▶ Problem description
Show, in full, each line of the data that contains "logo".

▶ Material provided
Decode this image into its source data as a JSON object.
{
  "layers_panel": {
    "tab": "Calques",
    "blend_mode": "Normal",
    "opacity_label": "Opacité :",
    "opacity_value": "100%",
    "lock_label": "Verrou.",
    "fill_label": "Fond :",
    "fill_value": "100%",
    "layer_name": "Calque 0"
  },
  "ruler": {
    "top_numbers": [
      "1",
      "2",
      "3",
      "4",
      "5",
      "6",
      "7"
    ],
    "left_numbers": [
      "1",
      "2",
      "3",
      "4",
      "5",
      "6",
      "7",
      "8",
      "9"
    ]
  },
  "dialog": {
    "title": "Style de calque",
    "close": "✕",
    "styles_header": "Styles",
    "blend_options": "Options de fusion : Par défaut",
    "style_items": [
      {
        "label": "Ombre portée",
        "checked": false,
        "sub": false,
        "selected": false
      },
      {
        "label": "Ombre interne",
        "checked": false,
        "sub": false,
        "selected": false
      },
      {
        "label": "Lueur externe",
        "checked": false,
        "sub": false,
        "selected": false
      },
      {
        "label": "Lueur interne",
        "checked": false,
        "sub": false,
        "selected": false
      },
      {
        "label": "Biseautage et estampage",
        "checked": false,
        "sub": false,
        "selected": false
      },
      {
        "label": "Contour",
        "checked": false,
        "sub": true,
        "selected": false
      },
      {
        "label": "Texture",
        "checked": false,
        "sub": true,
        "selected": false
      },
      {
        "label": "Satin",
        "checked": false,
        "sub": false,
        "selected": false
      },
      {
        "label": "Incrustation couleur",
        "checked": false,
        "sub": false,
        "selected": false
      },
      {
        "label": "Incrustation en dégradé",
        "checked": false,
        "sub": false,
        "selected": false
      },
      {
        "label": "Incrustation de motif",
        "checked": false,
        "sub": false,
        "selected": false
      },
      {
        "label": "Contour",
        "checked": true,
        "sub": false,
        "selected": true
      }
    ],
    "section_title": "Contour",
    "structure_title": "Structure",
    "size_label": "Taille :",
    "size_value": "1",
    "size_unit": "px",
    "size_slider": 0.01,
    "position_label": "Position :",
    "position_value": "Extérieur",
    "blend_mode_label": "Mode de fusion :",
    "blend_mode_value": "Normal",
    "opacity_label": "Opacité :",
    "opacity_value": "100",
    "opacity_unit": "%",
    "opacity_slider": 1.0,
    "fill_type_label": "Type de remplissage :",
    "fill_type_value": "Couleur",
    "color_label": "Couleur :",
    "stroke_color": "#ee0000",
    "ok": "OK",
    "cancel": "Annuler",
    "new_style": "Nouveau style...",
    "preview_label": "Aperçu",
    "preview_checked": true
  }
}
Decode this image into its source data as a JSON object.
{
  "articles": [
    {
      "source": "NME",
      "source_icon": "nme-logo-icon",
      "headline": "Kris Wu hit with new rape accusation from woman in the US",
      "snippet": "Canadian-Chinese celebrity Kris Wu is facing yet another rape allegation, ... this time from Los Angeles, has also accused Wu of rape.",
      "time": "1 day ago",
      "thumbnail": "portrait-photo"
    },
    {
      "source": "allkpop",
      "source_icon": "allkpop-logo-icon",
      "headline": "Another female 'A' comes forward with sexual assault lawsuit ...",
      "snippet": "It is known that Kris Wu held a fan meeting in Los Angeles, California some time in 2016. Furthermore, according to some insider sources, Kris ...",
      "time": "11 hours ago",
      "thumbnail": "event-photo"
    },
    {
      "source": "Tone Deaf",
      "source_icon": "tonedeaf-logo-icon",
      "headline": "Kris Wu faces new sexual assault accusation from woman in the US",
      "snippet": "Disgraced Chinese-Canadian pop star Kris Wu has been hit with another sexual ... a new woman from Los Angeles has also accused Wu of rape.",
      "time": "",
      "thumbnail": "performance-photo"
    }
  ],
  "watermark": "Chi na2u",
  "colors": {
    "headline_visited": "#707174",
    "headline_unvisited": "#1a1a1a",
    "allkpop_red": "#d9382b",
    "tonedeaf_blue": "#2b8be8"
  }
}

▶ Written answer
      "source_icon": "nme-logo-icon",
      "source_icon": "allkpop-logo-icon",
      "source_icon": "tonedeaf-logo-icon",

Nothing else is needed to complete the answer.